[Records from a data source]

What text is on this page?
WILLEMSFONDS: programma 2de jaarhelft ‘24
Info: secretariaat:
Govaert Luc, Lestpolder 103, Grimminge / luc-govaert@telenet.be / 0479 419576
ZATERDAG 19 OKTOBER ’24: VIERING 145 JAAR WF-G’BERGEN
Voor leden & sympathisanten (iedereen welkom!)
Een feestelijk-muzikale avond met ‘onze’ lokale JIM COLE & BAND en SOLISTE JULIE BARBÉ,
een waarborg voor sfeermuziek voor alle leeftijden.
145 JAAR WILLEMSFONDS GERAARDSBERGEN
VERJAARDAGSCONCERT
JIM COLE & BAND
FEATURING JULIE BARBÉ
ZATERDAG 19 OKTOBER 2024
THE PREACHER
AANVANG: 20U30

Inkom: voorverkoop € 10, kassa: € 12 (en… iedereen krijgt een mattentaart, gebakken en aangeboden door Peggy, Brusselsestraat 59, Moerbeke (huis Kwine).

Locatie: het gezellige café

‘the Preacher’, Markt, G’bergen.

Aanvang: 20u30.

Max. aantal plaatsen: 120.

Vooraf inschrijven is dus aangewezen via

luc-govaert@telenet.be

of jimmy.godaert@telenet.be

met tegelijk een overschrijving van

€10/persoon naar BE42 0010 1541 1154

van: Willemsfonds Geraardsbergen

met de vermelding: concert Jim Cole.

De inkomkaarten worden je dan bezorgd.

▸ Direction:
Each line of the listing should be copied exactly.

▸ Expected answer:
What text is on this page?
WILLEMSFONDS: programma 2de jaarhelft ‘24
Info: secretariaat:
Govaert Luc, Lestpolder 103, Grimminge / luc-govaert@telenet.be / 0479 419576
ZATERDAG 19 OKTOBER ’24: VIERING 145 JAAR WF-G’BERGEN
Voor leden & sympathisanten (iedereen welkom!)
Een feestelijk-muzikale avond met ‘onze’ lokale JIM COLE & BAND en SOLISTE JULIE BARBÉ,
een waarborg voor sfeermuziek voor alle leeftijden.
145 JAAR WILLEMSFONDS GERAARDSBERGEN
VERJAARDAGSCONCERT
JIM COLE & BAND
FEATURING JULIE BARBÉ
ZATERDAG 19 OKTOBER 2024
THE PREACHER
AANVANG: 20U30

Inkom: voorverkoop € 10, kassa: € 12 (en… iedereen krijgt een mattentaart, gebakken en aangeboden door Peggy, Brusselsestraat 59, Moerbeke (huis Kwine).

Locatie: het gezellige café

‘the Preacher’, Markt, G’bergen.

Aanvang: 20u30.

Max. aantal plaatsen: 120.

Vooraf inschrijven is dus aangewezen via

luc-govaert@telenet.be

of jimmy.godaert@telenet.be

met tegelijk een overschrijving van

€10/persoon naar BE42 0010 1541 1154

van: Willemsfonds Geraardsbergen

met de vermelding: concert Jim Cole.

De inkomkaarten worden je dan bezorgd.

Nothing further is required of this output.